DATA TO PROCESS —
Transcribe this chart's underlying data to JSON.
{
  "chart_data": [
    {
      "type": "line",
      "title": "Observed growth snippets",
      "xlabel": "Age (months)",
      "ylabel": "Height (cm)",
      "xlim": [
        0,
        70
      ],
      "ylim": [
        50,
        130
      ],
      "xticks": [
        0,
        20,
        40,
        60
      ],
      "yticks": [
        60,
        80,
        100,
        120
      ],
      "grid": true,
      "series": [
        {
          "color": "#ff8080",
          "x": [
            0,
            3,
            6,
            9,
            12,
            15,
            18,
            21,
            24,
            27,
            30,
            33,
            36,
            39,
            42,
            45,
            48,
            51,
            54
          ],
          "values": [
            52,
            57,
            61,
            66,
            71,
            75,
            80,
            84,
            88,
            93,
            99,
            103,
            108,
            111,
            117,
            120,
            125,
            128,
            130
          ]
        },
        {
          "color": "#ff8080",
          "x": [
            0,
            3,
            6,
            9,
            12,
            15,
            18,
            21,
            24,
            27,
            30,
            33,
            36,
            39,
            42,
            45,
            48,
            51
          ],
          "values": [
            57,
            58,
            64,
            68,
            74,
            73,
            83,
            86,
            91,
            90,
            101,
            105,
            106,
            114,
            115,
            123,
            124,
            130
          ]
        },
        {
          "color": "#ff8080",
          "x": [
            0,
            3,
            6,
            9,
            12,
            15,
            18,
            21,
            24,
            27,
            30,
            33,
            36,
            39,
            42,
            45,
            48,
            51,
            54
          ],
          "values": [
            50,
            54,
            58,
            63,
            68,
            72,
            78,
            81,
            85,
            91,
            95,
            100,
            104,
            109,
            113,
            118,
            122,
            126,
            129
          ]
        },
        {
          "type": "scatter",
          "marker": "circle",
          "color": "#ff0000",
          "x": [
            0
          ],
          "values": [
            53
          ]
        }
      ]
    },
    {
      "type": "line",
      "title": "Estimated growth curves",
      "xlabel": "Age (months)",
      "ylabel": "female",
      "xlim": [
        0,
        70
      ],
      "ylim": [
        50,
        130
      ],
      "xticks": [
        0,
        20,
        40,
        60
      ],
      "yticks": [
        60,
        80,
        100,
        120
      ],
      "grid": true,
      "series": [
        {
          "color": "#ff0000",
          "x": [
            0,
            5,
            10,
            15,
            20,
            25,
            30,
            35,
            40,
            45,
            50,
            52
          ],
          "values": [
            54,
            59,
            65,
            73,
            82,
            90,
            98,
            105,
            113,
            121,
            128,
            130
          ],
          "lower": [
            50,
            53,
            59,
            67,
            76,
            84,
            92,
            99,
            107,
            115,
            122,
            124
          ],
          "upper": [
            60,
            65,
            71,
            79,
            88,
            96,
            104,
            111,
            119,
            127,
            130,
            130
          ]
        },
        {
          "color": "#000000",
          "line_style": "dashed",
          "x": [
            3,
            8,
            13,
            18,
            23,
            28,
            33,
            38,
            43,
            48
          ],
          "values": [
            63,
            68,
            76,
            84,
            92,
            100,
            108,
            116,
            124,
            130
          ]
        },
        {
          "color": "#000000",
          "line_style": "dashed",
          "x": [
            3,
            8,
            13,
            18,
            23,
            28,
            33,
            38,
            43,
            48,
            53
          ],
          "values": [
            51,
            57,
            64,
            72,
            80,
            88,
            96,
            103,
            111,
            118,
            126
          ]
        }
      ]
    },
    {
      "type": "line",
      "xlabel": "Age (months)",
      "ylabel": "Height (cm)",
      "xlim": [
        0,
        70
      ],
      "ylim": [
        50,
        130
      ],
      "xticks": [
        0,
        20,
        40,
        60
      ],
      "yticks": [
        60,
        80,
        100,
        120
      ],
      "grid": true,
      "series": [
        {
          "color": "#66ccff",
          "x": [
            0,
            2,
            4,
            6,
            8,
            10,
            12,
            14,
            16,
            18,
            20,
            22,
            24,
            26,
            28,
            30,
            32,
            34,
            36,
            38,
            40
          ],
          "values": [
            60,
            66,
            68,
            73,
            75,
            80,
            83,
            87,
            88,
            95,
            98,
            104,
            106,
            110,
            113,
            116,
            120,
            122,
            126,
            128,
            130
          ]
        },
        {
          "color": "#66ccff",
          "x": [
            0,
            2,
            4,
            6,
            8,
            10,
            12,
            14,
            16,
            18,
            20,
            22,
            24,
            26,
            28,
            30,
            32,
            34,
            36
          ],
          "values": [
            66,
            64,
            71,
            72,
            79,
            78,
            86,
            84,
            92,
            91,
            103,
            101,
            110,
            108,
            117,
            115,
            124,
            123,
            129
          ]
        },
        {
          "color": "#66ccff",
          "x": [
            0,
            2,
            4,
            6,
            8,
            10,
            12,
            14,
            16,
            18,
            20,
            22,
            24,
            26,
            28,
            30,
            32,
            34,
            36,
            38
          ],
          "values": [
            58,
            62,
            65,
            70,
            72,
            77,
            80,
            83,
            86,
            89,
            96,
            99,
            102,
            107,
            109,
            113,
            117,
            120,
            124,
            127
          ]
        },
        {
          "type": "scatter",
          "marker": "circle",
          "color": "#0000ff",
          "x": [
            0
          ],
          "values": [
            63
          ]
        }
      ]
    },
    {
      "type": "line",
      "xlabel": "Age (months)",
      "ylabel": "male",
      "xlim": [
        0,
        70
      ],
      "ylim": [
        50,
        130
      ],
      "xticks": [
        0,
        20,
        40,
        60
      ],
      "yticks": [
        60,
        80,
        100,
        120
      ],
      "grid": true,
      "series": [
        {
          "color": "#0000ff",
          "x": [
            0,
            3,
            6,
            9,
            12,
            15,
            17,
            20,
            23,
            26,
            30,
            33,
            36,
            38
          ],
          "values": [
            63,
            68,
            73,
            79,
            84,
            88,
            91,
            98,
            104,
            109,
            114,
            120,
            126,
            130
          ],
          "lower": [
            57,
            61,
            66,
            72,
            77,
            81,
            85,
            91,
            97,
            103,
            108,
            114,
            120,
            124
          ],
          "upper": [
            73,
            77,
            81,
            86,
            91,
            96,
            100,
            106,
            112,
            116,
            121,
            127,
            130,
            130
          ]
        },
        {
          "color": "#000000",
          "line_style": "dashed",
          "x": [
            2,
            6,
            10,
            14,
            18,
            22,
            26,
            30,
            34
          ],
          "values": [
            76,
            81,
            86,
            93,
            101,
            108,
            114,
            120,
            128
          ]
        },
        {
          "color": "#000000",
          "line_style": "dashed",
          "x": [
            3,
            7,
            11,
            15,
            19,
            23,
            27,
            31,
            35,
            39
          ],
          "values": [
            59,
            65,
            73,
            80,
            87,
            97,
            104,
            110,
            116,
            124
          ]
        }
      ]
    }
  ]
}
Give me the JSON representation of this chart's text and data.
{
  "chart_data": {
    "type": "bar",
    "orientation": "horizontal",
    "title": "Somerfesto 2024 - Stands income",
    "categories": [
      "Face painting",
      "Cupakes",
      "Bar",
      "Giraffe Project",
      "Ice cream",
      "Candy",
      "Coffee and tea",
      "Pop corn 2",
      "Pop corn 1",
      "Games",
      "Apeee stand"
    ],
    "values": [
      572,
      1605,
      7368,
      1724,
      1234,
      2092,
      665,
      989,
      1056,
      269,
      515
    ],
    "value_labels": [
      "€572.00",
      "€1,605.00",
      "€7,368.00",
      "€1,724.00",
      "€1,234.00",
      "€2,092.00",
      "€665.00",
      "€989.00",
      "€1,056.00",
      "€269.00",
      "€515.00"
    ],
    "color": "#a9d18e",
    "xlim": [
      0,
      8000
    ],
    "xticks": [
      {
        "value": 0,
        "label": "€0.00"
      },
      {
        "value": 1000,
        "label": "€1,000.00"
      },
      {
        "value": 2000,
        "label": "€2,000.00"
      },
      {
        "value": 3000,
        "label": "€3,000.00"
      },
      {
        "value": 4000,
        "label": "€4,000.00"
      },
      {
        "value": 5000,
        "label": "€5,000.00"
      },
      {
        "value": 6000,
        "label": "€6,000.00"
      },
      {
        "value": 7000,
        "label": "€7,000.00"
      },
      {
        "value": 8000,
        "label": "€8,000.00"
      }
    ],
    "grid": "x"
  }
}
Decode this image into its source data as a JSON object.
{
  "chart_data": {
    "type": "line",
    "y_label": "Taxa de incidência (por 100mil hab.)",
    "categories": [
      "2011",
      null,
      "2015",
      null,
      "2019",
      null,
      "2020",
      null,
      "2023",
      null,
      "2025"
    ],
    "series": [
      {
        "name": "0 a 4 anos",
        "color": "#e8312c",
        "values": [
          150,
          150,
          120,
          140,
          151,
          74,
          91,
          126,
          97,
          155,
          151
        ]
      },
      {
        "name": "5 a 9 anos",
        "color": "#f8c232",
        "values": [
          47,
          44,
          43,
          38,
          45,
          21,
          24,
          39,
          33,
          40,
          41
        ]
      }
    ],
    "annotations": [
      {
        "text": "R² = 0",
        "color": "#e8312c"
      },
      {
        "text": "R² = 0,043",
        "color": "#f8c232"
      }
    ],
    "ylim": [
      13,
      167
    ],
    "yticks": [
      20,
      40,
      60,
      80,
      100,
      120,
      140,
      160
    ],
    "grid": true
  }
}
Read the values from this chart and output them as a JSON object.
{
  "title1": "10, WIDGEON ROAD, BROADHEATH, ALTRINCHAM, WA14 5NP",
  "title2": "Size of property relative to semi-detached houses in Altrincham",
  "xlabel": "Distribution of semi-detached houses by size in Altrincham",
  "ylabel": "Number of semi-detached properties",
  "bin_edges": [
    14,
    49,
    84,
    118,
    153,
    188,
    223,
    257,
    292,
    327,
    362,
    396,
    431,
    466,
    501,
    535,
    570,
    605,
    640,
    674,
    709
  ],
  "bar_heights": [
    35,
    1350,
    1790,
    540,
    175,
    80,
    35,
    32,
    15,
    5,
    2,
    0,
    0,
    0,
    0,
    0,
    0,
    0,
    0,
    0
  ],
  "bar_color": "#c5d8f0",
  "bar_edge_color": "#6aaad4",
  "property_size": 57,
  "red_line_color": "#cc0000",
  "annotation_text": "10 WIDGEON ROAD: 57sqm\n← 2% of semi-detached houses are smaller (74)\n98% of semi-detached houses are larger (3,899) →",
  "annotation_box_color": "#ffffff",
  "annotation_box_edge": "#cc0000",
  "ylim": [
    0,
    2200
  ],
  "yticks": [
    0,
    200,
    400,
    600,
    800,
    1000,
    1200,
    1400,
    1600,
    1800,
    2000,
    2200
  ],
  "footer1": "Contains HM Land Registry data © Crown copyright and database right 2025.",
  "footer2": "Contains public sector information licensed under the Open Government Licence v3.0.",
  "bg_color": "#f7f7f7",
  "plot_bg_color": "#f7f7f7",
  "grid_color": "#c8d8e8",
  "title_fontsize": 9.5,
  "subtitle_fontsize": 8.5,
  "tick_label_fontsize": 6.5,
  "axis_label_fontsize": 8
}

SHORT EXERCISE — Working from the listing above, pick out every line that has "ylabel" and copy it.

COMPLETE OUTPUT —
      "ylabel": "Height (cm)",
      "ylabel": "female",
      "ylabel": "Height (cm)",
      "ylabel": "male",
  "ylabel": "Number of semi-detached properties",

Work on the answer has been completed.